* _Problem statement_
Copy all of the records below verbatim.
** start **
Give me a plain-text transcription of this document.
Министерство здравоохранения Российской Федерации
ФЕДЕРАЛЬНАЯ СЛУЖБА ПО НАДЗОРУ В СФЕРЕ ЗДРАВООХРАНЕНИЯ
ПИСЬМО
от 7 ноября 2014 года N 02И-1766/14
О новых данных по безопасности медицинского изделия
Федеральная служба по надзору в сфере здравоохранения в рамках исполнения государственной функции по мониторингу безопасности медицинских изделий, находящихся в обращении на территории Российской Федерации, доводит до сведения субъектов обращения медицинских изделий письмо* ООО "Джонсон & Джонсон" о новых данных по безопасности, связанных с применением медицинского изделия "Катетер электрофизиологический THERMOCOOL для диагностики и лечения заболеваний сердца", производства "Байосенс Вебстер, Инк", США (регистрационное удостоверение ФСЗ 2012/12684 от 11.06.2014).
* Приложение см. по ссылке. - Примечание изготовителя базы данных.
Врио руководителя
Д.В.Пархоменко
** end **
* _Response to this exercise_
Give me a plain-text transcription of this document.
Министерство здравоохранения Российской Федерации
ФЕДЕРАЛЬНАЯ СЛУЖБА ПО НАДЗОРУ В СФЕРЕ ЗДРАВООХРАНЕНИЯ
ПИСЬМО
от 7 ноября 2014 года N 02И-1766/14
О новых данных по безопасности медицинского изделия
Федеральная служба по надзору в сфере здравоохранения в рамках исполнения государственной функции по мониторингу безопасности медицинских изделий, находящихся в обращении на территории Российской Федерации, доводит до сведения субъектов обращения медицинских изделий письмо* ООО "Джонсон & Джонсон" о новых данных по безопасности, связанных с применением медицинского изделия "Катетер электрофизиологический THERMOCOOL для диагностики и лечения заболеваний сердца", производства "Байосенс Вебстер, Инк", США (регистрационное удостоверение ФСЗ 2012/12684 от 11.06.2014).
* Приложение см. по ссылке. - Примечание изготовителя базы данных.
Врио руководителя
Д.В.Пархоменко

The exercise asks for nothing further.